SELECTED EXCERPT
----

Gambler+ Build Thread
May 08, 2004, 08:54 AM
Registered User
You may find some help with the Apogee and the question of discus launching it in one or both of the following YAHOO groups;

I did a quick search of the SALgliders message archives and came up with the following results for "discus apogee";

messages 6338, 3117, 3115, and 1877

There may be others and you should search the files and messages of the Allegro-Lite group also.

For servos I can recomend the following;

I have used the HES2003 and HES 490 servos for a 42" span rocket glider which was also discus launchable. The centering of the servos is not the best compared to larger servos but these are very light and thin servos and they are adequate for very small models. I would not recomend these servos for a full size discus launch model except maybe for a four wing servo model where each servo only operates a small flap or aileron rather than a full span flaperon.

----

DATA LISTING

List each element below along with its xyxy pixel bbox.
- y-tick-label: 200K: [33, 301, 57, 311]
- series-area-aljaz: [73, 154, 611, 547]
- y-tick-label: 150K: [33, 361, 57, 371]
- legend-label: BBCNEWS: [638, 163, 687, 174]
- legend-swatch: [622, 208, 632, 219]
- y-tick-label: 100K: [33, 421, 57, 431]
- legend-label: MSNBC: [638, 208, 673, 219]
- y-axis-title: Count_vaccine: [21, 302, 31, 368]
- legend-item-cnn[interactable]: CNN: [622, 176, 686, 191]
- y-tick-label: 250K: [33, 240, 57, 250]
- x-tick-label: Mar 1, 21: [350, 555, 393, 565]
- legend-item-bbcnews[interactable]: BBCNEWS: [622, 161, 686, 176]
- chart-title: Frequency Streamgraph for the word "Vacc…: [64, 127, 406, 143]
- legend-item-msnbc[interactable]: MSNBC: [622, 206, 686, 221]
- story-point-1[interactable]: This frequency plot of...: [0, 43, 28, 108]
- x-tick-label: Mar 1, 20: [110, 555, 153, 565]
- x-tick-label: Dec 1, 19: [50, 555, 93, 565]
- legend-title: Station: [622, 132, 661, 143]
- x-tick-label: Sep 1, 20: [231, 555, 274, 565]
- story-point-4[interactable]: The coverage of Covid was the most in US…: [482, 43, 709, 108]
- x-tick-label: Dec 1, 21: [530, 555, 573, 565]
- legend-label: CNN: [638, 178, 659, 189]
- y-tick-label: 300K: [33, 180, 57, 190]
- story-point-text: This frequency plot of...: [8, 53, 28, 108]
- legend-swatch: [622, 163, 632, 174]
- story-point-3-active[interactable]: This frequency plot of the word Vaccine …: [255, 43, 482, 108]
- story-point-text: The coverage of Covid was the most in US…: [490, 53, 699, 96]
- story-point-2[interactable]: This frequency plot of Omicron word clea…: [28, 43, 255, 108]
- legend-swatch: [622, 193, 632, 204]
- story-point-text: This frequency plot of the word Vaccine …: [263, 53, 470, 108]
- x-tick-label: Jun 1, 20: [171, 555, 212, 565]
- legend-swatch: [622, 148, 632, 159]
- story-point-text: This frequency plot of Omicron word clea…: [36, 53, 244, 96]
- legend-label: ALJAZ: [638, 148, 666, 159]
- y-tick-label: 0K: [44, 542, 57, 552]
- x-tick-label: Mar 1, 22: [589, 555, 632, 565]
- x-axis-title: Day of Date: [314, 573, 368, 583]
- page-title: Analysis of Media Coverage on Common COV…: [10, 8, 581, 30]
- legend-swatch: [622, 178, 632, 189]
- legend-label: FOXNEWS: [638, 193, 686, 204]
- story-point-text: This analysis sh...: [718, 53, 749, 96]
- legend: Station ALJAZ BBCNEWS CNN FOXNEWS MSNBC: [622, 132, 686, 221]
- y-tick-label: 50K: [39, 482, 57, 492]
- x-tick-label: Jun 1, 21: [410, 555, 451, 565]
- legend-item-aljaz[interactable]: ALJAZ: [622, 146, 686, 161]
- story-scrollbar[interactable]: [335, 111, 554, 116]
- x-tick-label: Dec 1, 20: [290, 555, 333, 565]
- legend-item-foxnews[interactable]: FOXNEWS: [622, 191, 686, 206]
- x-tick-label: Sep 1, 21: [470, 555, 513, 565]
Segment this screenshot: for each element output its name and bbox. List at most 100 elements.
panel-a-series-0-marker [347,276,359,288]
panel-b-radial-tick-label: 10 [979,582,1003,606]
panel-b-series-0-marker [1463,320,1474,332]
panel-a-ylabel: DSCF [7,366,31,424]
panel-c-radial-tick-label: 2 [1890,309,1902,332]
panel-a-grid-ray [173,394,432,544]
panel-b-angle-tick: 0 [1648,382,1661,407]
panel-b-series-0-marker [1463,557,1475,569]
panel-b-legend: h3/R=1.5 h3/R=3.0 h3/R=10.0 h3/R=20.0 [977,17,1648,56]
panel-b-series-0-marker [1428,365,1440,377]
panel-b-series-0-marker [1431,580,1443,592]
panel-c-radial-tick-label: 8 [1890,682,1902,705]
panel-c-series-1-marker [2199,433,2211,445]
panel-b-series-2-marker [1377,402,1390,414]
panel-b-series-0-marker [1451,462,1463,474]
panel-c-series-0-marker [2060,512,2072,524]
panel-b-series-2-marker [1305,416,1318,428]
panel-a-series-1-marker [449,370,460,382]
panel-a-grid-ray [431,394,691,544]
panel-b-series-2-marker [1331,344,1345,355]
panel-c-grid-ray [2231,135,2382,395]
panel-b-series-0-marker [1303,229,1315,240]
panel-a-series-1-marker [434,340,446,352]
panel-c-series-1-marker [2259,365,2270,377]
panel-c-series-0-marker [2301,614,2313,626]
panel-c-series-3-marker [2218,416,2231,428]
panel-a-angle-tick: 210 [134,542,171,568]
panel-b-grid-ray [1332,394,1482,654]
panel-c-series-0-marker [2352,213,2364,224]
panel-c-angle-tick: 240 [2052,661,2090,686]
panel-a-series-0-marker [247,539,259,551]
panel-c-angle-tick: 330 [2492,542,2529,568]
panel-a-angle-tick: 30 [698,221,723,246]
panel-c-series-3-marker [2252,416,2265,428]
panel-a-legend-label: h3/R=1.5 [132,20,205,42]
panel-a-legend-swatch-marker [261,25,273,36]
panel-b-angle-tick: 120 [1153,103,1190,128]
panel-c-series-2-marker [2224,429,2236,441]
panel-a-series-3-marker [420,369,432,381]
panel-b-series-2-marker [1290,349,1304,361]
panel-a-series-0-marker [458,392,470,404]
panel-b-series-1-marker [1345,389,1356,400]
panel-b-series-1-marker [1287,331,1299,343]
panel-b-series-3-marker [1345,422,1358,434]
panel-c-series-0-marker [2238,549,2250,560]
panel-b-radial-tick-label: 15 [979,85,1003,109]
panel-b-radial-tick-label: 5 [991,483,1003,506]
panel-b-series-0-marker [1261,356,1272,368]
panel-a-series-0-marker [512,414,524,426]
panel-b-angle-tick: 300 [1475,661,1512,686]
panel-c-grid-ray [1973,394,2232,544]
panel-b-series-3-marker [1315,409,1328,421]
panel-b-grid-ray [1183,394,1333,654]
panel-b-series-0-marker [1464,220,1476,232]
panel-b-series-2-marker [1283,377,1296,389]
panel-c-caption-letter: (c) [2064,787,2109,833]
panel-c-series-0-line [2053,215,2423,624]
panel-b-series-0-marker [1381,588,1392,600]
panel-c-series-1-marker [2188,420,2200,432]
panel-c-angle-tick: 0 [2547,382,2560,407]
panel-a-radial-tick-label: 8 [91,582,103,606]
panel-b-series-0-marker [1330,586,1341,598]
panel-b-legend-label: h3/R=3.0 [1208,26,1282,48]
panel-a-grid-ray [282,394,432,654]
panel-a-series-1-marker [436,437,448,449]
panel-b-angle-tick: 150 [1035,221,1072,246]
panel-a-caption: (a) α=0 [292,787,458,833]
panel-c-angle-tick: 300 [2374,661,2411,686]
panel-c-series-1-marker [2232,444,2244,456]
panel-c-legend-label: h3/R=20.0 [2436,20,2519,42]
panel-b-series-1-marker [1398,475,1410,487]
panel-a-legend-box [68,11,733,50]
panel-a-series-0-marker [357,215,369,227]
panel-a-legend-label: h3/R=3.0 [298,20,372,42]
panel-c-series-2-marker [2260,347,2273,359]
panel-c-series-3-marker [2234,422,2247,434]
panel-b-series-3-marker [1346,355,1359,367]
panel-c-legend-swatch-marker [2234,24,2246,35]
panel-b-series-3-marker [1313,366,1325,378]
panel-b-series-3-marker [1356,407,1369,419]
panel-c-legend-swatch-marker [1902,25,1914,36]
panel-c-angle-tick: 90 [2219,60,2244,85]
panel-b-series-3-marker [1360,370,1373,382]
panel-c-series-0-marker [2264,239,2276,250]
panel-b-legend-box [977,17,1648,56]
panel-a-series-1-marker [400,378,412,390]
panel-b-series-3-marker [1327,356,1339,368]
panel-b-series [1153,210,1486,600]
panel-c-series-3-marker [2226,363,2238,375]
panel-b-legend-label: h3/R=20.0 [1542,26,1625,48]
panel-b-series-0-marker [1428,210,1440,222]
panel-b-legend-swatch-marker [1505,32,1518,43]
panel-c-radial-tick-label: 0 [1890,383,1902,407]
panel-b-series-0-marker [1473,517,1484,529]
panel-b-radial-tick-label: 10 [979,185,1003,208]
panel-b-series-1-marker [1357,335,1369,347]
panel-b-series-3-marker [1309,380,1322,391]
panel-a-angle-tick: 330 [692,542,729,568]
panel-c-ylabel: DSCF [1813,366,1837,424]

----

PARTS OF THE EXERCISE
1 > List the message numbers that the glider forum post gives as search results for "discus apogee".
2 > Carry on the glider forum post from its final sentence about the HES2003 and HES 490 servos.
The records that accompany the glider forum post are unrelated to it.

EXPECTED RESPONSES
1 > 6338, 3117, 3115, and 1877

2 >
May 08, 2004, 09:24 AM
Registered User
I was just checking out the Polecat Aeroplane Works site and noticed that he also sells the HES 2003 and HES 490 servos. He has a new accessories page which lists some very DLG componenets. You can buy separate tails, fuselages, wings, and even stab mounts. All top quality high performance competition stuff.

May 08, 2004, 11:05 AM
The Airplane Gremlin
Seared Ice's Avatar
Thanks a lot for the info, Phil and 3-Wire.

Is there a rule-of-thumb about vertical stabilizer size for a DLG? Any tips? Does length of boom make a difference?

Also, what are some places to buy tailboom material from? CF tube... has some larger tailbooms.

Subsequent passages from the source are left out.